___ INFORMATION GIVEN ___

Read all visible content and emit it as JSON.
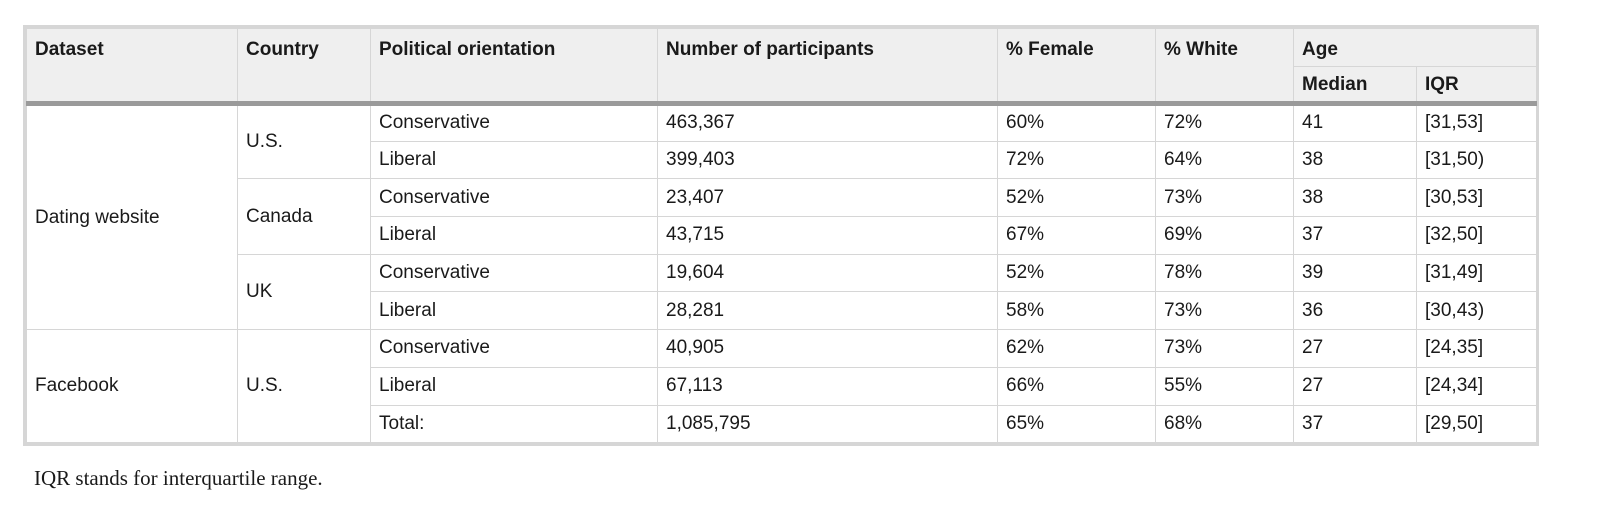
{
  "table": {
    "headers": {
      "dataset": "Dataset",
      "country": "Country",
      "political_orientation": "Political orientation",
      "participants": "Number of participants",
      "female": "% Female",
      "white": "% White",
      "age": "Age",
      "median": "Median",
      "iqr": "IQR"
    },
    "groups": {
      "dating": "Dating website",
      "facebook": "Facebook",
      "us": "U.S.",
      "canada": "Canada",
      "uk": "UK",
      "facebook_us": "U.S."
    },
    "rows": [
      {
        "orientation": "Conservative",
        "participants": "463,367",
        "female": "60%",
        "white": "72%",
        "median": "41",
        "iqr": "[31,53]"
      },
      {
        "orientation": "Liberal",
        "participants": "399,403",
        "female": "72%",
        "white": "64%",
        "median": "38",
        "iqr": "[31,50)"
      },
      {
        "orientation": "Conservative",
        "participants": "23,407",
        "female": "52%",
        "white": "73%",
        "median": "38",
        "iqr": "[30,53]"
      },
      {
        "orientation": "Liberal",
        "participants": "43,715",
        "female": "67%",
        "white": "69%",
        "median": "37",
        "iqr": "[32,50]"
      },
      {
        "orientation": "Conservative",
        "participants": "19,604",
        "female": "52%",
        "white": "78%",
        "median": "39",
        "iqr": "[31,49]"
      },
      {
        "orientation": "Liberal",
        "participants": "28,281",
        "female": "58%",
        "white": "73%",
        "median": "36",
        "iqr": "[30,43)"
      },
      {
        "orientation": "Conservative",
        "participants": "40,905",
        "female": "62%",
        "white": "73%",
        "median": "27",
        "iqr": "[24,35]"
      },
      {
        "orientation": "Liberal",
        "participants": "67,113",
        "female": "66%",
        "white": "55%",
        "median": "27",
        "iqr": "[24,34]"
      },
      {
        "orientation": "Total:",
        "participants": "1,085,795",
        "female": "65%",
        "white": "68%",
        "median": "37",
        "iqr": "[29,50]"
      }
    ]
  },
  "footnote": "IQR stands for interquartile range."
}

___

Which lines hold the word "white"? Copy each of them from the records.

▶ [RESULT OF THE TASK]:
      "white": "% White",
        "white": "72%",
        "white": "64%",
        "white": "73%",
        "white": "69%",
        "white": "78%",
        "white": "73%",
        "white": "73%",
        "white": "55%",
        "white": "68%",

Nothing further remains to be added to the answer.